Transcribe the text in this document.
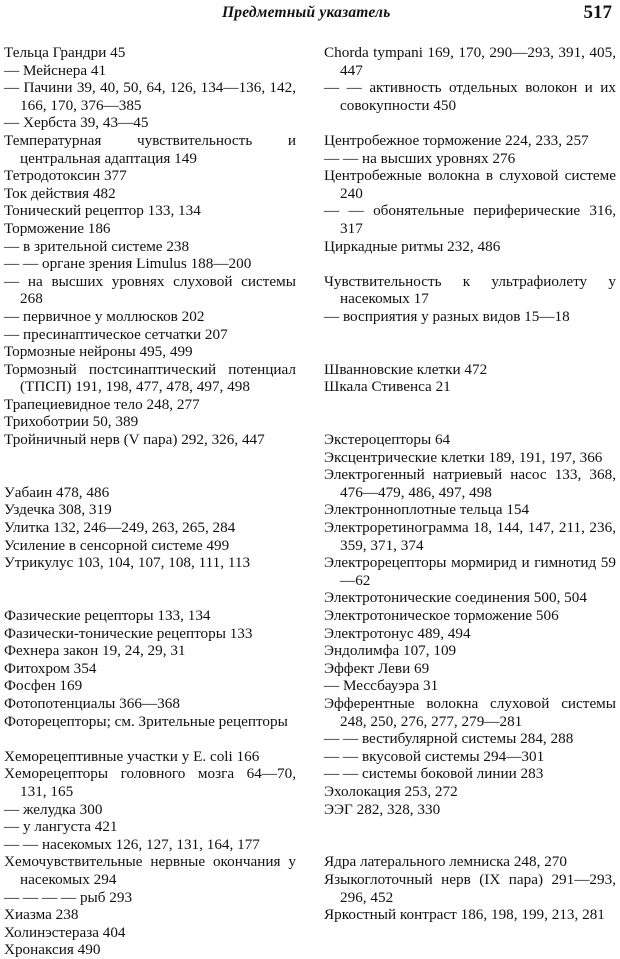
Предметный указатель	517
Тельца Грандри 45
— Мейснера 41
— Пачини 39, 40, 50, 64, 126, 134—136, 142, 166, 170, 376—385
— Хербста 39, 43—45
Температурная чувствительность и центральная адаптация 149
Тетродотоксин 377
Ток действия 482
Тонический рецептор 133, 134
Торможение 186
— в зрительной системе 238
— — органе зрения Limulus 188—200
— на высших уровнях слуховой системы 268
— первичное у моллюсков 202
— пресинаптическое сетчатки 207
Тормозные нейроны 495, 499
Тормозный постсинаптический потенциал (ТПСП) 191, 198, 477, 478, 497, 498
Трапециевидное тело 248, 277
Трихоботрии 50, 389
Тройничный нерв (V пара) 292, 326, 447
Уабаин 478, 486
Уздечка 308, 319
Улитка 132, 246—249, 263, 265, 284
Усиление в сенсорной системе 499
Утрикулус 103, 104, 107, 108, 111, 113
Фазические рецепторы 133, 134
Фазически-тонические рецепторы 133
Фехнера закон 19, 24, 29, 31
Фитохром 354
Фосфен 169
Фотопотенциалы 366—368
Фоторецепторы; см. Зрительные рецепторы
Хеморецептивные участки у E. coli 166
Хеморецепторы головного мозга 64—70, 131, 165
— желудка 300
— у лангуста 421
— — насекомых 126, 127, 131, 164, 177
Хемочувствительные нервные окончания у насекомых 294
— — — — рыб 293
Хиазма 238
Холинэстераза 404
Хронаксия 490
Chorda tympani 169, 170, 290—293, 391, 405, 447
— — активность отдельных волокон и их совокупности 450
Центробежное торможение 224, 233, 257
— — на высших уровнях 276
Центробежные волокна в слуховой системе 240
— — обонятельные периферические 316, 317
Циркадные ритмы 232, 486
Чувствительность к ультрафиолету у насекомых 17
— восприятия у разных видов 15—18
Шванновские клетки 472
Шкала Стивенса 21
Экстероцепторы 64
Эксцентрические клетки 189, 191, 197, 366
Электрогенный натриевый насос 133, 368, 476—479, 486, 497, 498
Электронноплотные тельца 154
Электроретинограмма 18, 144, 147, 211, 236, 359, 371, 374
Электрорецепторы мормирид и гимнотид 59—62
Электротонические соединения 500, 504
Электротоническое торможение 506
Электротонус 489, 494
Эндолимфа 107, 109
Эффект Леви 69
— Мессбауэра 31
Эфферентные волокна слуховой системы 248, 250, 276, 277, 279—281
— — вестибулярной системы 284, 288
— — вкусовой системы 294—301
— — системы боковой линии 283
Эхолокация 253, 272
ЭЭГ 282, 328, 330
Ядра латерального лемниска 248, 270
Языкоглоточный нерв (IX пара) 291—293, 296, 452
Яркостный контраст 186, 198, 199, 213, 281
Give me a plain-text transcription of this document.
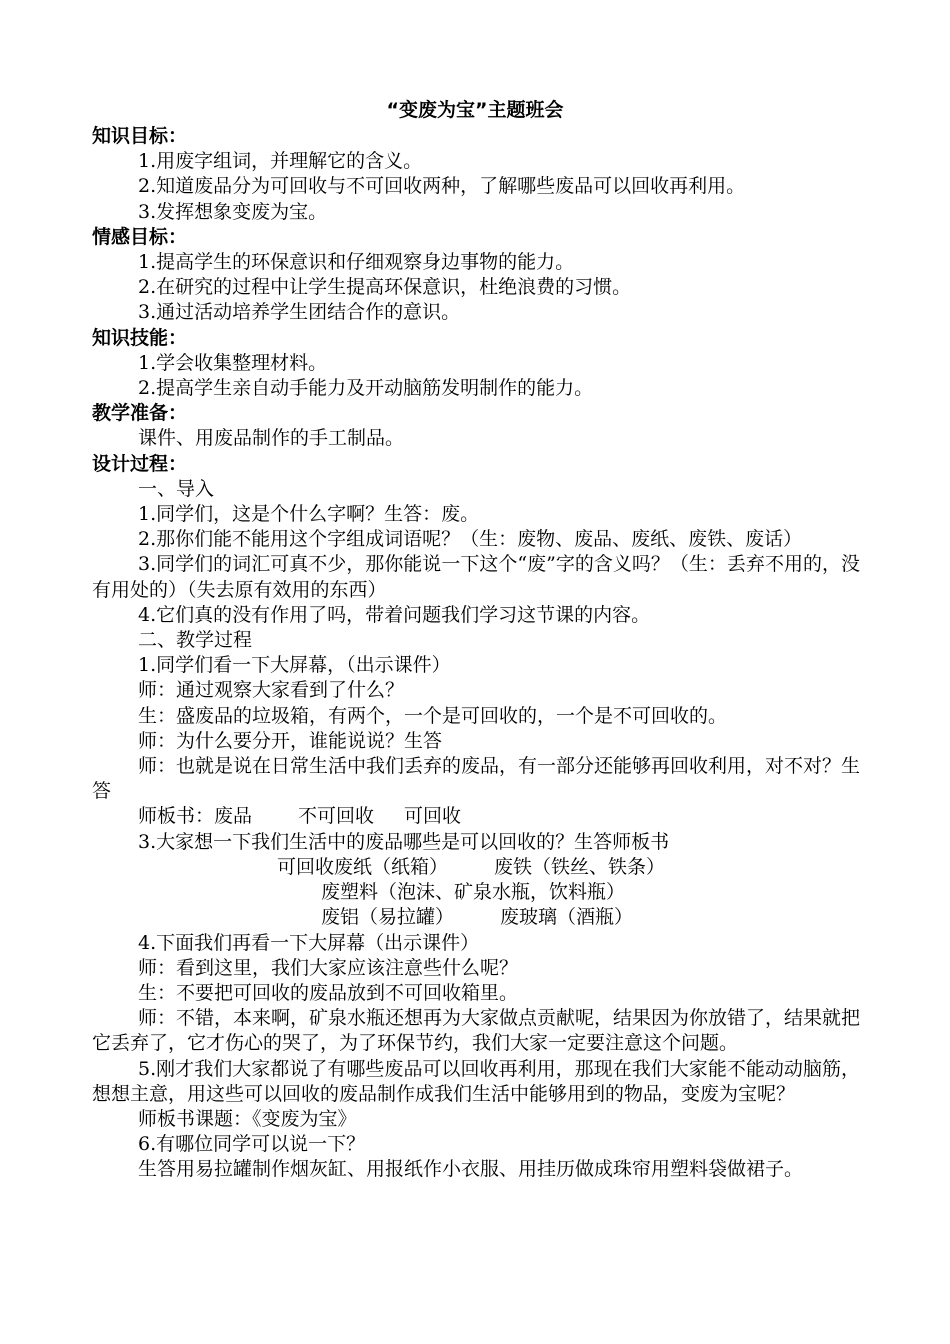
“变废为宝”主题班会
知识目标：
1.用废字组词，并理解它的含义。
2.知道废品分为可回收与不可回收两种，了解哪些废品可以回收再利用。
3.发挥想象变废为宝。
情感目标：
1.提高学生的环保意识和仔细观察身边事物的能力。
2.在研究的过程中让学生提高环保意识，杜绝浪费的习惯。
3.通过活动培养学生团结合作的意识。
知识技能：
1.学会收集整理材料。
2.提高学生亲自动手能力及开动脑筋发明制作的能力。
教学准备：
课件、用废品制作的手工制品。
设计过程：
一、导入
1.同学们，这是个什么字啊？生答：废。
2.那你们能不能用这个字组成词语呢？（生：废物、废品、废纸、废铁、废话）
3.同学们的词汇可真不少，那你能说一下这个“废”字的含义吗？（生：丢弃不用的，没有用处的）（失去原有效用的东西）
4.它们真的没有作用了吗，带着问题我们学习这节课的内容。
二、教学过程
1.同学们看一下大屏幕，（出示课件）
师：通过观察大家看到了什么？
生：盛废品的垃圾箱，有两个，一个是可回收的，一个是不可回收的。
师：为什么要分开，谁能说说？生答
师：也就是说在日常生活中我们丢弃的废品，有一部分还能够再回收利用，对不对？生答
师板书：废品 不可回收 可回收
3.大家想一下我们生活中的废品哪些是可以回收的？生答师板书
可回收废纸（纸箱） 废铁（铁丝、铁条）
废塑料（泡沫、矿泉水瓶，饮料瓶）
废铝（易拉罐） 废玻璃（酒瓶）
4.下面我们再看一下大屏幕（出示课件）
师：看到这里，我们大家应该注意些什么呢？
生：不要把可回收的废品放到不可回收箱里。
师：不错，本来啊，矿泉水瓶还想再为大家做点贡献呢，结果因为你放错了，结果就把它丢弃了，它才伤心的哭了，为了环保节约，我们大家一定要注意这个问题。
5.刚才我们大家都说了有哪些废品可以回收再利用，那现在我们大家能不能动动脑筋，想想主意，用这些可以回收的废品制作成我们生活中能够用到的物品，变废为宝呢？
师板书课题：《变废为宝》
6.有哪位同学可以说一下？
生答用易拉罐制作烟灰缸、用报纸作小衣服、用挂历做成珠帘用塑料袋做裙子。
# # #
Exercise instructions: Every record above must be given again exactly; drop the pictures.

Written solution:
Transcribe the text in this document.
Предметный указатель	517
Тельца Грандри 45
— Мейснера 41
— Пачини 39, 40, 50, 64, 126, 134—136, 142, 166, 170, 376—385
— Хербста 39, 43—45
Температурная чувствительность и центральная адаптация 149
Тетродотоксин 377
Ток действия 482
Тонический рецептор 133, 134
Торможение 186
— в зрительной системе 238
— — органе зрения Limulus 188—200
— на высших уровнях слуховой системы 268
— первичное у моллюсков 202
— пресинаптическое сетчатки 207
Тормозные нейроны 495, 499
Тормозный постсинаптический потенциал (ТПСП) 191, 198, 477, 478, 497, 498
Трапециевидное тело 248, 277
Трихоботрии 50, 389
Тройничный нерв (V пара) 292, 326, 447
Уабаин 478, 486
Уздечка 308, 319
Улитка 132, 246—249, 263, 265, 284
Усиление в сенсорной системе 499
Утрикулус 103, 104, 107, 108, 111, 113
Фазические рецепторы 133, 134
Фазически-тонические рецепторы 133
Фехнера закон 19, 24, 29, 31
Фитохром 354
Фосфен 169
Фотопотенциалы 366—368
Фоторецепторы; см. Зрительные рецепторы
Хеморецептивные участки у E. coli 166
Хеморецепторы головного мозга 64—70, 131, 165
— желудка 300
— у лангуста 421
— — насекомых 126, 127, 131, 164, 177
Хемочувствительные нервные окончания у насекомых 294
— — — — рыб 293
Хиазма 238
Холинэстераза 404
Хронаксия 490
Chorda tympani 169, 170, 290—293, 391, 405, 447
— — активность отдельных волокон и их совокупности 450
Центробежное торможение 224, 233, 257
— — на высших уровнях 276
Центробежные волокна в слуховой системе 240
— — обонятельные периферические 316, 317
Циркадные ритмы 232, 486
Чувствительность к ультрафиолету у насекомых 17
— восприятия у разных видов 15—18
Шванновские клетки 472
Шкала Стивенса 21
Экстероцепторы 64
Эксцентрические клетки 189, 191, 197, 366
Электрогенный натриевый насос 133, 368, 476—479, 486, 497, 498
Электронноплотные тельца 154
Электроретинограмма 18, 144, 147, 211, 236, 359, 371, 374
Электрорецепторы мормирид и гимнотид 59—62
Электротонические соединения 500, 504
Электротоническое торможение 506
Электротонус 489, 494
Эндолимфа 107, 109
Эффект Леви 69
— Мессбауэра 31
Эфферентные волокна слуховой системы 248, 250, 276, 277, 279—281
— — вестибулярной системы 284, 288
— — вкусовой системы 294—301
— — системы боковой линии 283
Эхолокация 253, 272
ЭЭГ 282, 328, 330
Ядра латерального лемниска 248, 270
Языкоглоточный нерв (IX пара) 291—293, 296, 452
Яркостный контраст 186, 198, 199, 213, 281
Give me a plain-text transcription of this document.
“变废为宝”主题班会
知识目标：
1.用废字组词，并理解它的含义。
2.知道废品分为可回收与不可回收两种，了解哪些废品可以回收再利用。
3.发挥想象变废为宝。
情感目标：
1.提高学生的环保意识和仔细观察身边事物的能力。
2.在研究的过程中让学生提高环保意识，杜绝浪费的习惯。
3.通过活动培养学生团结合作的意识。
知识技能：
1.学会收集整理材料。
2.提高学生亲自动手能力及开动脑筋发明制作的能力。
教学准备：
课件、用废品制作的手工制品。
设计过程：
一、导入
1.同学们，这是个什么字啊？生答：废。
2.那你们能不能用这个字组成词语呢？（生：废物、废品、废纸、废铁、废话）
3.同学们的词汇可真不少，那你能说一下这个“废”字的含义吗？（生：丢弃不用的，没有用处的）（失去原有效用的东西）
4.它们真的没有作用了吗，带着问题我们学习这节课的内容。
二、教学过程
1.同学们看一下大屏幕，（出示课件）
师：通过观察大家看到了什么？
生：盛废品的垃圾箱，有两个，一个是可回收的，一个是不可回收的。
师：为什么要分开，谁能说说？生答
师：也就是说在日常生活中我们丢弃的废品，有一部分还能够再回收利用，对不对？生答
师板书：废品 不可回收 可回收
3.大家想一下我们生活中的废品哪些是可以回收的？生答师板书
可回收废纸（纸箱） 废铁（铁丝、铁条）
废塑料（泡沫、矿泉水瓶，饮料瓶）
废铝（易拉罐） 废玻璃（酒瓶）
4.下面我们再看一下大屏幕（出示课件）
师：看到这里，我们大家应该注意些什么呢？
生：不要把可回收的废品放到不可回收箱里。
师：不错，本来啊，矿泉水瓶还想再为大家做点贡献呢，结果因为你放错了，结果就把它丢弃了，它才伤心的哭了，为了环保节约，我们大家一定要注意这个问题。
5.刚才我们大家都说了有哪些废品可以回收再利用，那现在我们大家能不能动动脑筋，想想主意，用这些可以回收的废品制作成我们生活中能够用到的物品，变废为宝呢？
师板书课题：《变废为宝》
6.有哪位同学可以说一下？
生答用易拉罐制作烟灰缸、用报纸作小衣服、用挂历做成珠帘用塑料袋做裙子。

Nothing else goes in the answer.